Objective: Omit every image, and transcribe the remaining entries exactly as given.

Stored items:
---+---

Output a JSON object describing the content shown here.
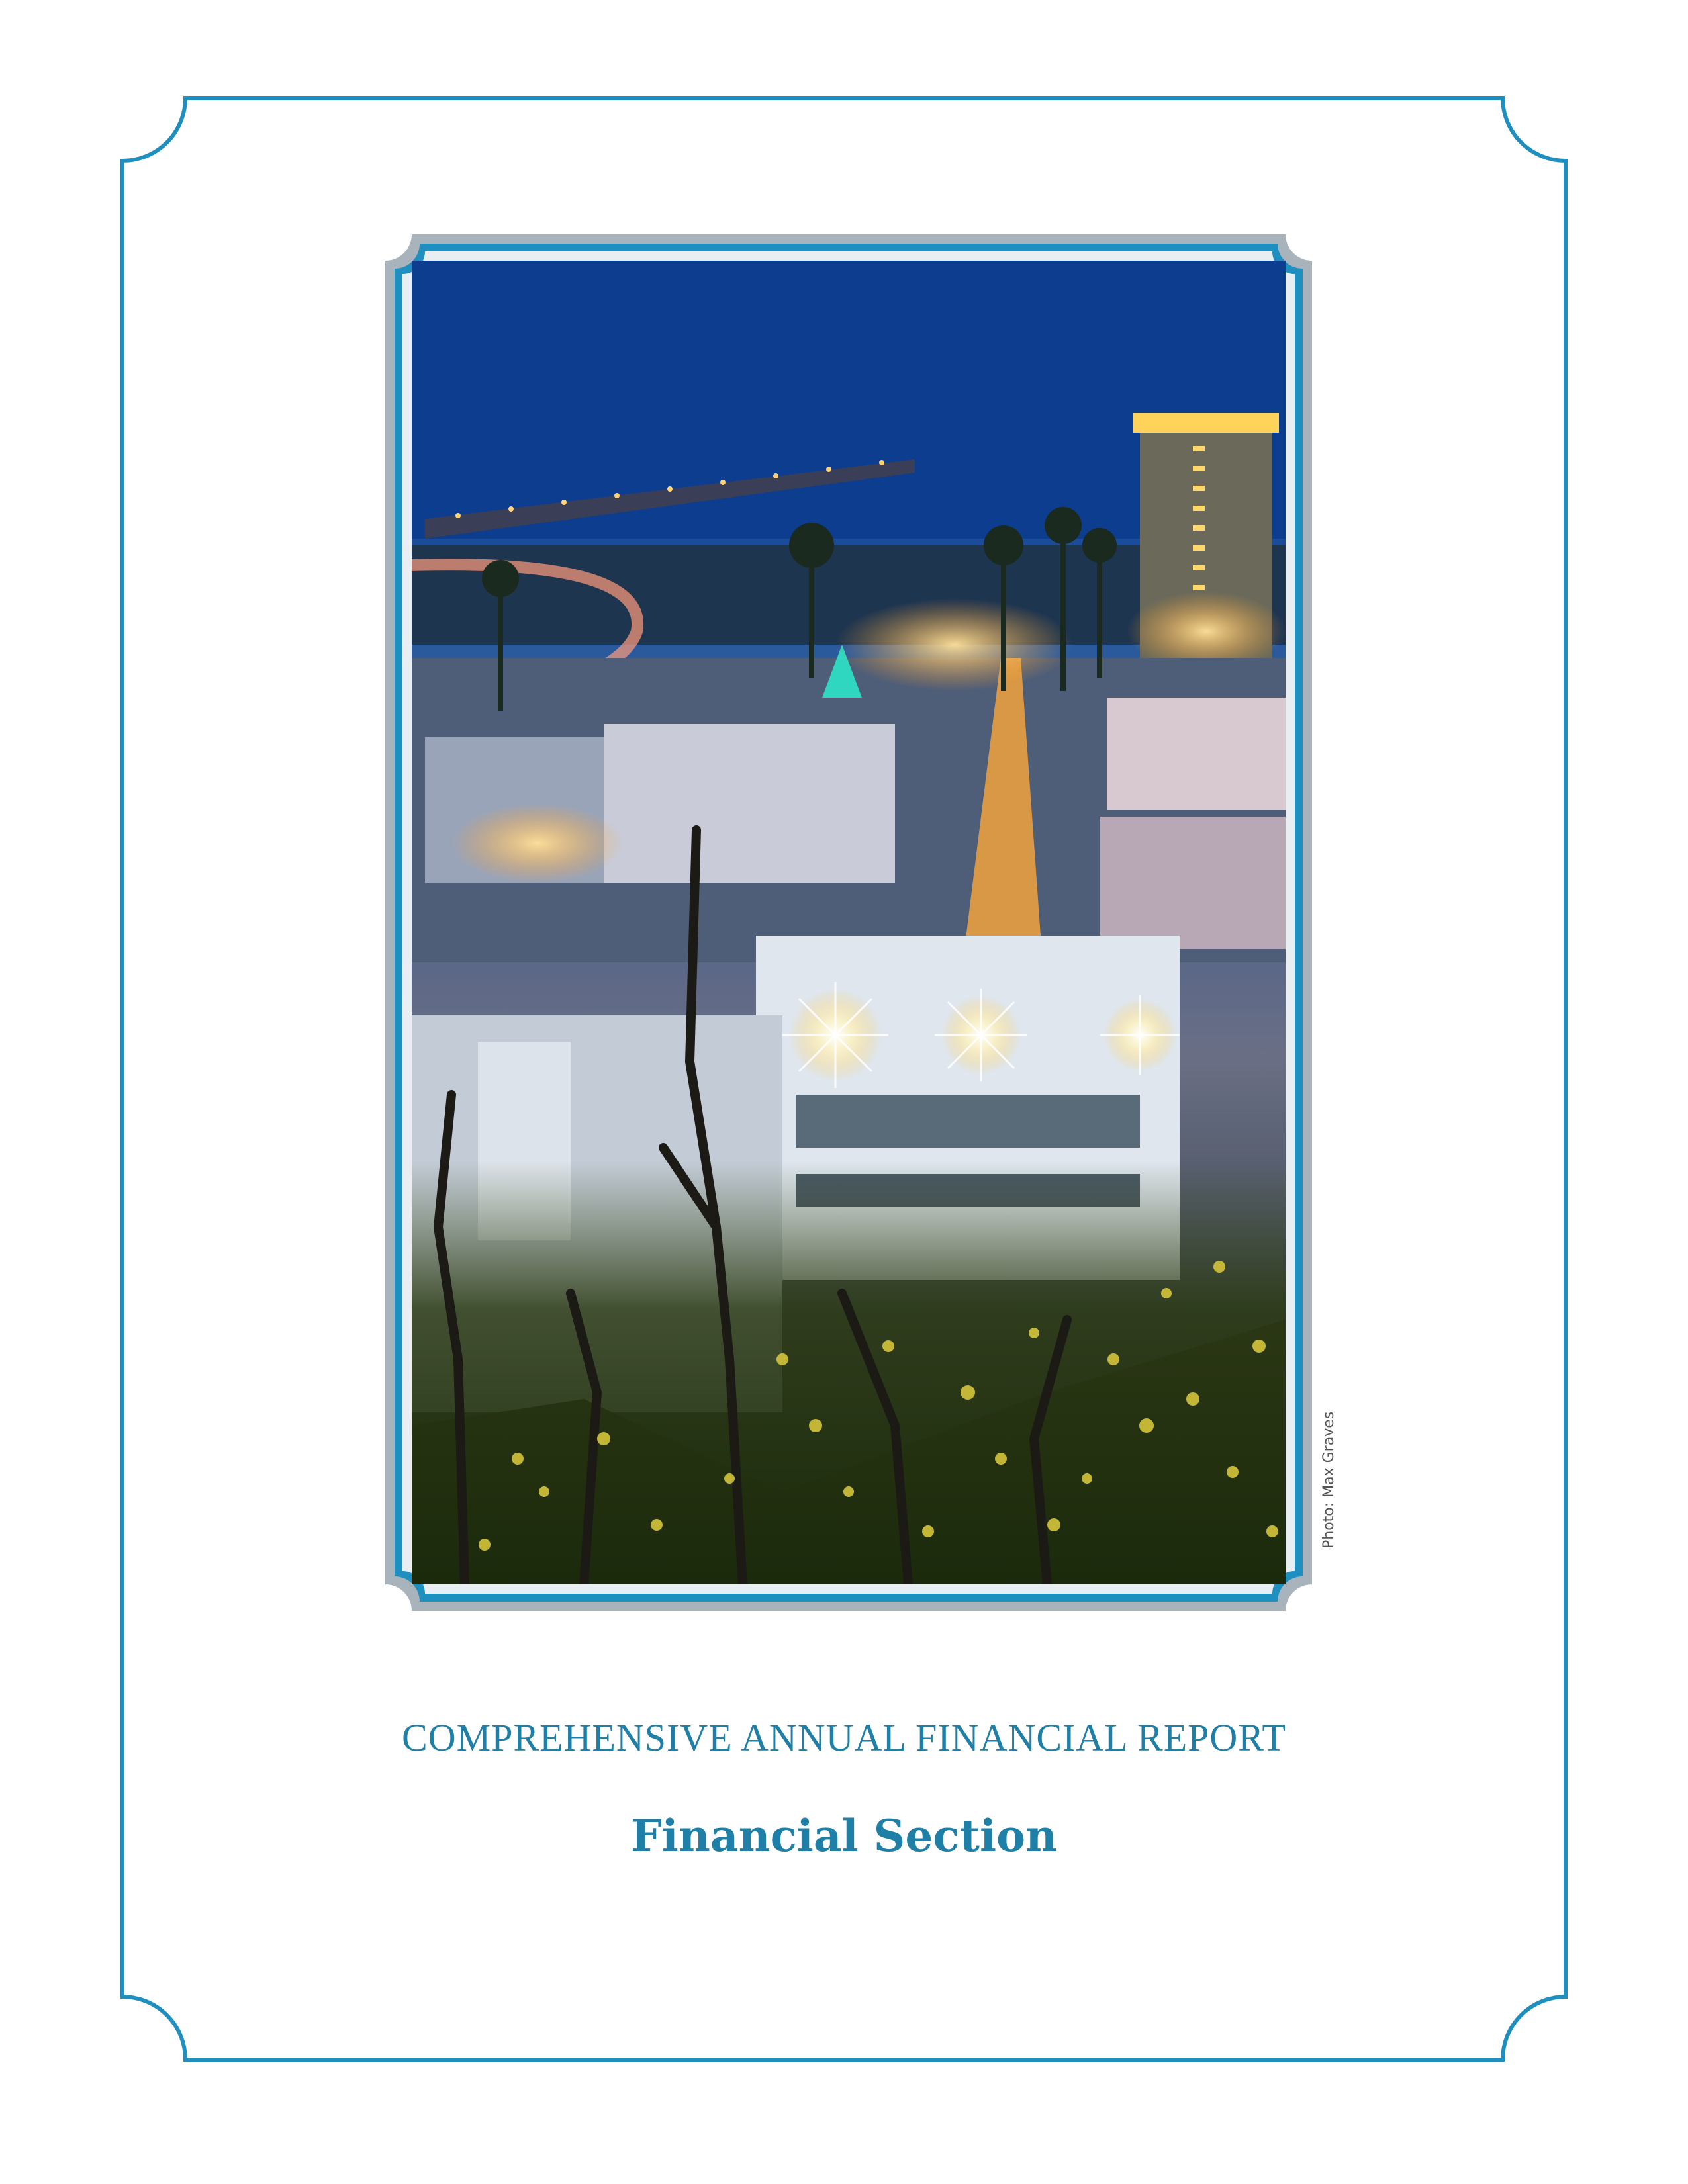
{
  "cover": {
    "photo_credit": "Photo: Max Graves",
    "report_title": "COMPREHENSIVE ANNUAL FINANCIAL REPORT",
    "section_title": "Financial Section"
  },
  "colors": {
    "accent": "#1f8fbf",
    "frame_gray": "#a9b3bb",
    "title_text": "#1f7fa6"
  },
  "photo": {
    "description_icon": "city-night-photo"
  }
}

---+---

Complete output:
Output a JSON object describing the content shown here.
{
  "cover": {
    "photo_credit": "Photo: Max Graves",
    "report_title": "COMPREHENSIVE ANNUAL FINANCIAL REPORT",
    "section_title": "Financial Section"
  },
  "colors": {
    "accent": "#1f8fbf",
    "frame_gray": "#a9b3bb",
    "title_text": "#1f7fa6"
  },
  "photo": {
    "description_icon": "city-night-photo"
  }
}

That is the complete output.